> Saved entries
==============================

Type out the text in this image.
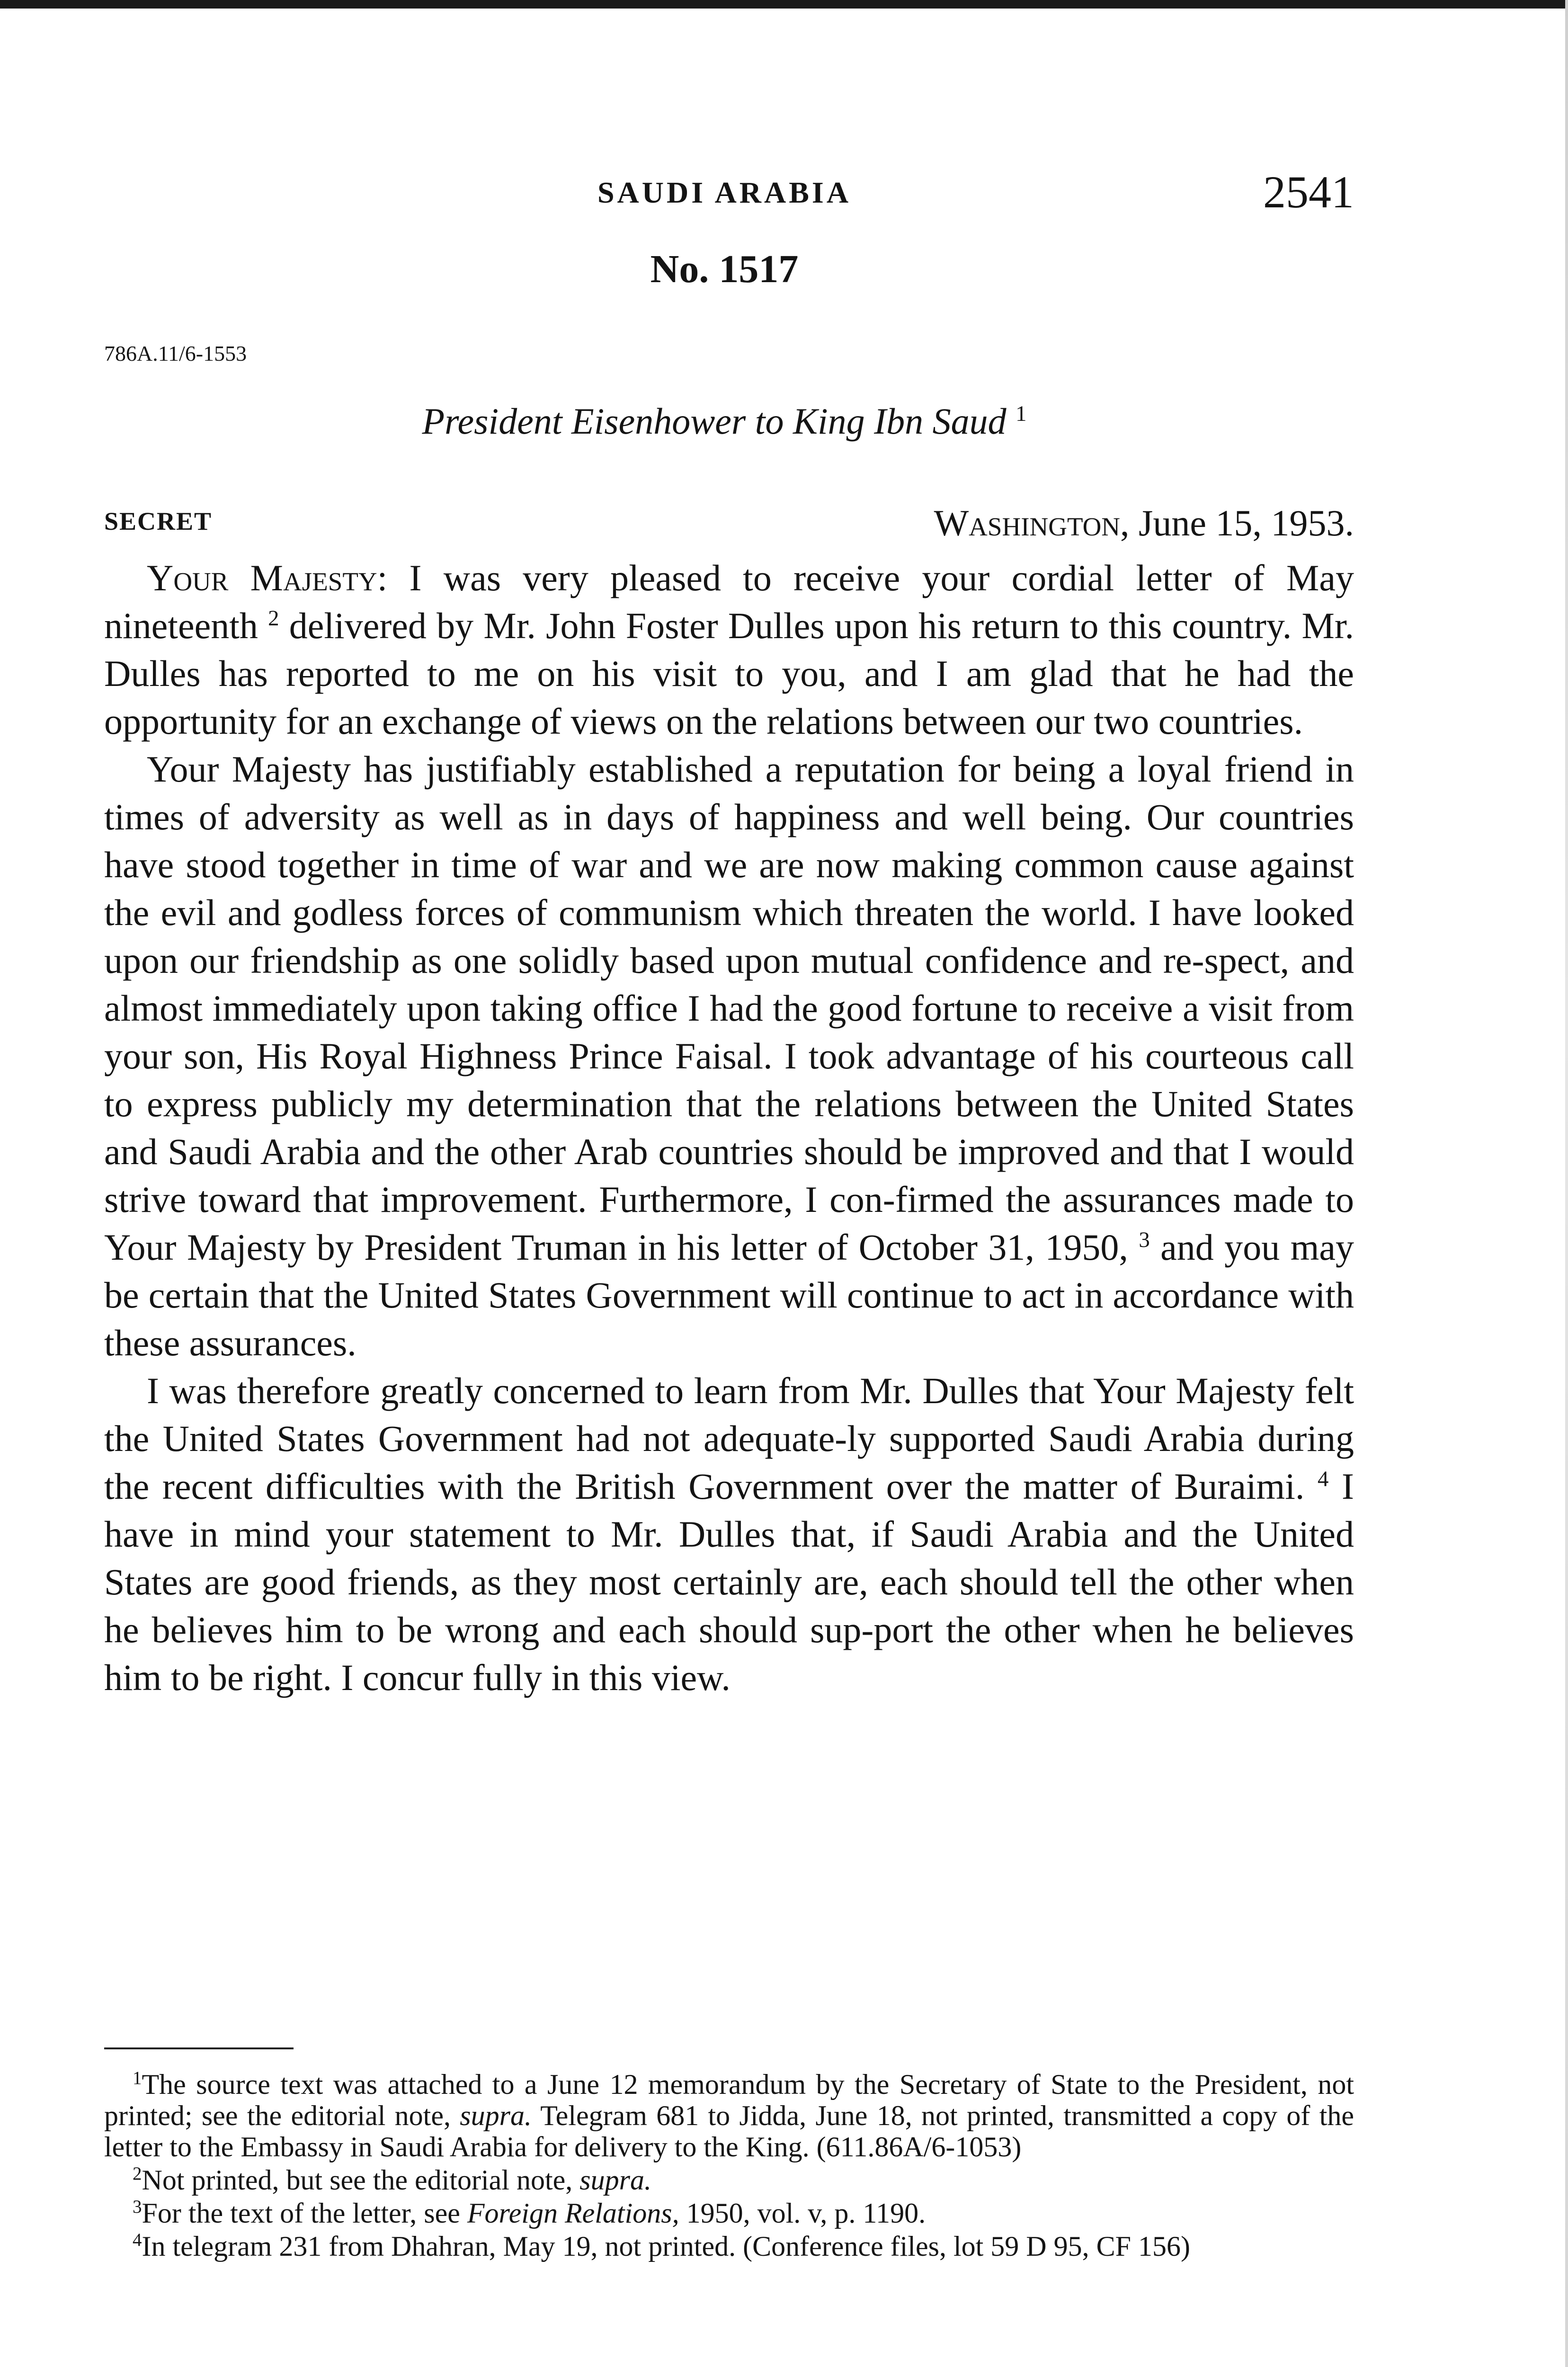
SAUDI ARABIA	2541
No. 1517
786A.11/6-1553
President Eisenhower to King Ibn Saud $^1$
SECRET	Washington, June 15, 1953.

Your Majesty: I was very pleased to receive your cordial letter of May nineteenth $^2$ delivered by Mr. John Foster Dulles upon his return to this country. Mr. Dulles has reported to me on his visit to you, and I am glad that he had the opportunity for an exchange of views on the relations between our two countries.

Your Majesty has justifiably established a reputation for being a loyal friend in times of adversity as well as in days of happiness and well being. Our countries have stood together in time of war and we are now making common cause against the evil and godless forces of communism which threaten the world. I have looked upon our friendship as one solidly based upon mutual confidence and re-spect, and almost immediately upon taking office I had the good fortune to receive a visit from your son, His Royal Highness Prince Faisal. I took advantage of his courteous call to express publicly my determination that the relations between the United States and Saudi Arabia and the other Arab countries should be improved and that I would strive toward that improvement. Furthermore, I con-firmed the assurances made to Your Majesty by President Truman in his letter of October 31, 1950, $^3$ and you may be certain that the United States Government will continue to act in accordance with these assurances.

I was therefore greatly concerned to learn from Mr. Dulles that Your Majesty felt the United States Government had not adequate-ly supported Saudi Arabia during the recent difficulties with the British Government over the matter of Buraimi. $^4$ I have in mind your statement to Mr. Dulles that, if Saudi Arabia and the United States are good friends, as they most certainly are, each should tell the other when he believes him to be wrong and each should sup-port the other when he believes him to be right. I concur fully in this view.

$^1$The source text was attached to a June 12 memorandum by the Secretary of State to the President, not printed; see the editorial note, supra. Telegram 681 to Jidda, June 18, not printed, transmitted a copy of the letter to the Embassy in Saudi Arabia for delivery to the King. (611.86A/6-1053)

$^2$Not printed, but see the editorial note, supra.

$^3$For the text of the letter, see Foreign Relations, 1950, vol. v, p. 1190.

$^4$In telegram 231 from Dhahran, May 19, not printed. (Conference files, lot 59 D 95, CF 156)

==============================

> Exercise
Go through the records and show every line with the string "editorial" in it.

> Exercise result
$^1$The source text was attached to a June 12 memorandum by the Secretary of State to the President, not printed; see the editorial note, supra. Telegram 681 to Jidda, June 18, not printed, transmitted a copy of the letter to the Embassy in Saudi Arabia for delivery to the King. (611.86A/6-1053)
$^2$Not printed, but see the editorial note, supra.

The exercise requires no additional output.